What the task asks: All of the entries need to be written out again, exactly as they are.

* Start Supplied data *

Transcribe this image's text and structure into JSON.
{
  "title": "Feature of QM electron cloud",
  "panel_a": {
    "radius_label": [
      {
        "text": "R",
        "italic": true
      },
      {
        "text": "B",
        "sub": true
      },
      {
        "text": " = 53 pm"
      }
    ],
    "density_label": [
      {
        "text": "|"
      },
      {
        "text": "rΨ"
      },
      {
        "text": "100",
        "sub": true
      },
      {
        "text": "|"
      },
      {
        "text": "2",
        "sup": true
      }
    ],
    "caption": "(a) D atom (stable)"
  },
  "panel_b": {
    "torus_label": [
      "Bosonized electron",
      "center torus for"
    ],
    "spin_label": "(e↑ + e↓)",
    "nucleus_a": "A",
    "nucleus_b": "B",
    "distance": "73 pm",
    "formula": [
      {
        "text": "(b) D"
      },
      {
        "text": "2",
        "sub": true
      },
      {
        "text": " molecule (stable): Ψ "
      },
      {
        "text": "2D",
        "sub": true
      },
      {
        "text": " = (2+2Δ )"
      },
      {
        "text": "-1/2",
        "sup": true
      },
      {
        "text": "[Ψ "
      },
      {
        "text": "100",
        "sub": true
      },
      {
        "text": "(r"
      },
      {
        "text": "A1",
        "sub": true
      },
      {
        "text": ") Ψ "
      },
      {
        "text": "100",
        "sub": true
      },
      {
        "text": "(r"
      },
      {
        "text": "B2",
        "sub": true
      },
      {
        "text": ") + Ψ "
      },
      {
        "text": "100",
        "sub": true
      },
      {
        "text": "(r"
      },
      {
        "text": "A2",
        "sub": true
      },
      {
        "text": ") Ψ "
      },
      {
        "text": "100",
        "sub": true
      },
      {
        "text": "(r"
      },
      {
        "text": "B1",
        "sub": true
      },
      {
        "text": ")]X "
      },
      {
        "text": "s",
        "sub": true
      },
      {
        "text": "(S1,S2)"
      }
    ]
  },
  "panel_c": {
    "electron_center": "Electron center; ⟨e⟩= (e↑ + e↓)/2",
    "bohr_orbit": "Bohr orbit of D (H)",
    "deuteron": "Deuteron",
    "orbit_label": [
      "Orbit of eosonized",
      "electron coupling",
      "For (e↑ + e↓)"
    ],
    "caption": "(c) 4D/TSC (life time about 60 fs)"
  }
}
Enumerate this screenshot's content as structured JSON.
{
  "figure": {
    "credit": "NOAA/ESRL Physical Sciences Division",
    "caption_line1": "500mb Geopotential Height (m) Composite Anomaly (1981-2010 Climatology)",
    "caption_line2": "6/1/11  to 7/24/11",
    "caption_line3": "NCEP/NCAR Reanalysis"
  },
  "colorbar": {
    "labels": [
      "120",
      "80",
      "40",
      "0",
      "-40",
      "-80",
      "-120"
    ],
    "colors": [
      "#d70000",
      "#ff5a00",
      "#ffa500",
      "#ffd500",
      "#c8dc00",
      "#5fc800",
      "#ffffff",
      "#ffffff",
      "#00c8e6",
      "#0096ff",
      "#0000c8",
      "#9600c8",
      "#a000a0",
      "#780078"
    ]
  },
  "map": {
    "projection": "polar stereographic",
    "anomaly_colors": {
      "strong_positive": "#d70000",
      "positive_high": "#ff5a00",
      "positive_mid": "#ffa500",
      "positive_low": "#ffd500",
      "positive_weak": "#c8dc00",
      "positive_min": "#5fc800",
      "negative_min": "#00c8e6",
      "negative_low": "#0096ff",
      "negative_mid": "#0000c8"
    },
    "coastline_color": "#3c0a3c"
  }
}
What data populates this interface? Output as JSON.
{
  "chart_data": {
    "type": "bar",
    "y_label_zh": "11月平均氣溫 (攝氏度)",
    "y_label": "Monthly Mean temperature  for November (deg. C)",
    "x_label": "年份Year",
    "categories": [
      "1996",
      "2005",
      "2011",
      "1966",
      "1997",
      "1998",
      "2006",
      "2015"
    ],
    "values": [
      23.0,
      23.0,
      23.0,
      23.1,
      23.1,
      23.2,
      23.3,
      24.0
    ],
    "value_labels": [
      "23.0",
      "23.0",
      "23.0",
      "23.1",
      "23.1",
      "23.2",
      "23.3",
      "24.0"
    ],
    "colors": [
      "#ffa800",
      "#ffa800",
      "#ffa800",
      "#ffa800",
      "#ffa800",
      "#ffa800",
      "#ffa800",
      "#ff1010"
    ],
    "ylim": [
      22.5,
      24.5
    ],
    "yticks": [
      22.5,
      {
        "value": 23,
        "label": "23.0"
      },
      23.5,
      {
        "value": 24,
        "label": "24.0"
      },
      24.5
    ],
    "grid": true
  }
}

* End Supplied data *

The solution:
Transcribe this image's text and structure into JSON.
{
  "title": "Feature of QM electron cloud",
  "panel_a": {
    "radius_label": [
      {
        "text": "R",
        "italic": true
      },
      {
        "text": "B",
        "sub": true
      },
      {
        "text": " = 53 pm"
      }
    ],
    "density_label": [
      {
        "text": "|"
      },
      {
        "text": "rΨ"
      },
      {
        "text": "100",
        "sub": true
      },
      {
        "text": "|"
      },
      {
        "text": "2",
        "sup": true
      }
    ],
    "caption": "(a) D atom (stable)"
  },
  "panel_b": {
    "torus_label": [
      "Bosonized electron",
      "center torus for"
    ],
    "spin_label": "(e↑ + e↓)",
    "nucleus_a": "A",
    "nucleus_b": "B",
    "distance": "73 pm",
    "formula": [
      {
        "text": "(b) D"
      },
      {
        "text": "2",
        "sub": true
      },
      {
        "text": " molecule (stable): Ψ "
      },
      {
        "text": "2D",
        "sub": true
      },
      {
        "text": " = (2+2Δ )"
      },
      {
        "text": "-1/2",
        "sup": true
      },
      {
        "text": "[Ψ "
      },
      {
        "text": "100",
        "sub": true
      },
      {
        "text": "(r"
      },
      {
        "text": "A1",
        "sub": true
      },
      {
        "text": ") Ψ "
      },
      {
        "text": "100",
        "sub": true
      },
      {
        "text": "(r"
      },
      {
        "text": "B2",
        "sub": true
      },
      {
        "text": ") + Ψ "
      },
      {
        "text": "100",
        "sub": true
      },
      {
        "text": "(r"
      },
      {
        "text": "A2",
        "sub": true
      },
      {
        "text": ") Ψ "
      },
      {
        "text": "100",
        "sub": true
      },
      {
        "text": "(r"
      },
      {
        "text": "B1",
        "sub": true
      },
      {
        "text": ")]X "
      },
      {
        "text": "s",
        "sub": true
      },
      {
        "text": "(S1,S2)"
      }
    ]
  },
  "panel_c": {
    "electron_center": "Electron center; ⟨e⟩= (e↑ + e↓)/2",
    "bohr_orbit": "Bohr orbit of D (H)",
    "deuteron": "Deuteron",
    "orbit_label": [
      "Orbit of eosonized",
      "electron coupling",
      "For (e↑ + e↓)"
    ],
    "caption": "(c) 4D/TSC (life time about 60 fs)"
  }
}
Enumerate this screenshot's content as structured JSON.
{
  "figure": {
    "credit": "NOAA/ESRL Physical Sciences Division",
    "caption_line1": "500mb Geopotential Height (m) Composite Anomaly (1981-2010 Climatology)",
    "caption_line2": "6/1/11  to 7/24/11",
    "caption_line3": "NCEP/NCAR Reanalysis"
  },
  "colorbar": {
    "labels": [
      "120",
      "80",
      "40",
      "0",
      "-40",
      "-80",
      "-120"
    ],
    "colors": [
      "#d70000",
      "#ff5a00",
      "#ffa500",
      "#ffd500",
      "#c8dc00",
      "#5fc800",
      "#ffffff",
      "#ffffff",
      "#00c8e6",
      "#0096ff",
      "#0000c8",
      "#9600c8",
      "#a000a0",
      "#780078"
    ]
  },
  "map": {
    "projection": "polar stereographic",
    "anomaly_colors": {
      "strong_positive": "#d70000",
      "positive_high": "#ff5a00",
      "positive_mid": "#ffa500",
      "positive_low": "#ffd500",
      "positive_weak": "#c8dc00",
      "positive_min": "#5fc800",
      "negative_min": "#00c8e6",
      "negative_low": "#0096ff",
      "negative_mid": "#0000c8"
    },
    "coastline_color": "#3c0a3c"
  }
}
What data populates this interface? Output as JSON.
{
  "chart_data": {
    "type": "bar",
    "y_label_zh": "11月平均氣溫 (攝氏度)",
    "y_label": "Monthly Mean temperature  for November (deg. C)",
    "x_label": "年份Year",
    "categories": [
      "1996",
      "2005",
      "2011",
      "1966",
      "1997",
      "1998",
      "2006",
      "2015"
    ],
    "values": [
      23.0,
      23.0,
      23.0,
      23.1,
      23.1,
      23.2,
      23.3,
      24.0
    ],
    "value_labels": [
      "23.0",
      "23.0",
      "23.0",
      "23.1",
      "23.1",
      "23.2",
      "23.3",
      "24.0"
    ],
    "colors": [
      "#ffa800",
      "#ffa800",
      "#ffa800",
      "#ffa800",
      "#ffa800",
      "#ffa800",
      "#ffa800",
      "#ff1010"
    ],
    "ylim": [
      22.5,
      24.5
    ],
    "yticks": [
      22.5,
      {
        "value": 23,
        "label": "23.0"
      },
      23.5,
      {
        "value": 24,
        "label": "24.0"
      },
      24.5
    ],
    "grid": true
  }
}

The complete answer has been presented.